**Material**:
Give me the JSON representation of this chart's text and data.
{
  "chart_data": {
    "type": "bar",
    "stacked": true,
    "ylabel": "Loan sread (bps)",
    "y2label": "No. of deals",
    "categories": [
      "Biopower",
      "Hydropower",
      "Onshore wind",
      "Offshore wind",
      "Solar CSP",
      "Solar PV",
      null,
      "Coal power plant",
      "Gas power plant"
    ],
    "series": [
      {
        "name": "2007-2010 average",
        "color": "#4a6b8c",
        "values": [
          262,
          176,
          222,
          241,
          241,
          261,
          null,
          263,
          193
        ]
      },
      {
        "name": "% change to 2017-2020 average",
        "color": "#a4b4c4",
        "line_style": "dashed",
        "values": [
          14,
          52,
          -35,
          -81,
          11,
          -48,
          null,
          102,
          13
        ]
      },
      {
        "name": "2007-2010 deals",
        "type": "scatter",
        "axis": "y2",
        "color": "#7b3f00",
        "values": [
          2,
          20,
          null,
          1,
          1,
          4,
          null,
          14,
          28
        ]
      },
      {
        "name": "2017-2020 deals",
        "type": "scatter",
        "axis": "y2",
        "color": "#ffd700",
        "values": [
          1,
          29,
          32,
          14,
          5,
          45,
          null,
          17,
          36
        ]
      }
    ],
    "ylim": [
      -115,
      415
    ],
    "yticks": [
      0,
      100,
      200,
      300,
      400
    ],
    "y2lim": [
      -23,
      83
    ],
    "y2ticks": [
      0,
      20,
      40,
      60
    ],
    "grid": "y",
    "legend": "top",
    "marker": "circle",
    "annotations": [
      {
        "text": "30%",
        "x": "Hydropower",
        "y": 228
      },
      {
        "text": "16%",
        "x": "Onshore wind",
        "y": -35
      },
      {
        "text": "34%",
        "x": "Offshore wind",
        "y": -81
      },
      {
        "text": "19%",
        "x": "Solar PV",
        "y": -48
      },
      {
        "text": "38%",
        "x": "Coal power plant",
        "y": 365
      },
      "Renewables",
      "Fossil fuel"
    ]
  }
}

**What you need to do**: Type out the whole listing above again, exactly as it stands.

**Right answer**:
Give me the JSON representation of this chart's text and data.
{
  "chart_data": {
    "type": "bar",
    "stacked": true,
    "ylabel": "Loan sread (bps)",
    "y2label": "No. of deals",
    "categories": [
      "Biopower",
      "Hydropower",
      "Onshore wind",
      "Offshore wind",
      "Solar CSP",
      "Solar PV",
      null,
      "Coal power plant",
      "Gas power plant"
    ],
    "series": [
      {
        "name": "2007-2010 average",
        "color": "#4a6b8c",
        "values": [
          262,
          176,
          222,
          241,
          241,
          261,
          null,
          263,
          193
        ]
      },
      {
        "name": "% change to 2017-2020 average",
        "color": "#a4b4c4",
        "line_style": "dashed",
        "values": [
          14,
          52,
          -35,
          -81,
          11,
          -48,
          null,
          102,
          13
        ]
      },
      {
        "name": "2007-2010 deals",
        "type": "scatter",
        "axis": "y2",
        "color": "#7b3f00",
        "values": [
          2,
          20,
          null,
          1,
          1,
          4,
          null,
          14,
          28
        ]
      },
      {
        "name": "2017-2020 deals",
        "type": "scatter",
        "axis": "y2",
        "color": "#ffd700",
        "values": [
          1,
          29,
          32,
          14,
          5,
          45,
          null,
          17,
          36
        ]
      }
    ],
    "ylim": [
      -115,
      415
    ],
    "yticks": [
      0,
      100,
      200,
      300,
      400
    ],
    "y2lim": [
      -23,
      83
    ],
    "y2ticks": [
      0,
      20,
      40,
      60
    ],
    "grid": "y",
    "legend": "top",
    "marker": "circle",
    "annotations": [
      {
        "text": "30%",
        "x": "Hydropower",
        "y": 228
      },
      {
        "text": "16%",
        "x": "Onshore wind",
        "y": -35
      },
      {
        "text": "34%",
        "x": "Offshore wind",
        "y": -81
      },
      {
        "text": "19%",
        "x": "Solar PV",
        "y": -48
      },
      {
        "text": "38%",
        "x": "Coal power plant",
        "y": 365
      },
      "Renewables",
      "Fossil fuel"
    ]
  }
}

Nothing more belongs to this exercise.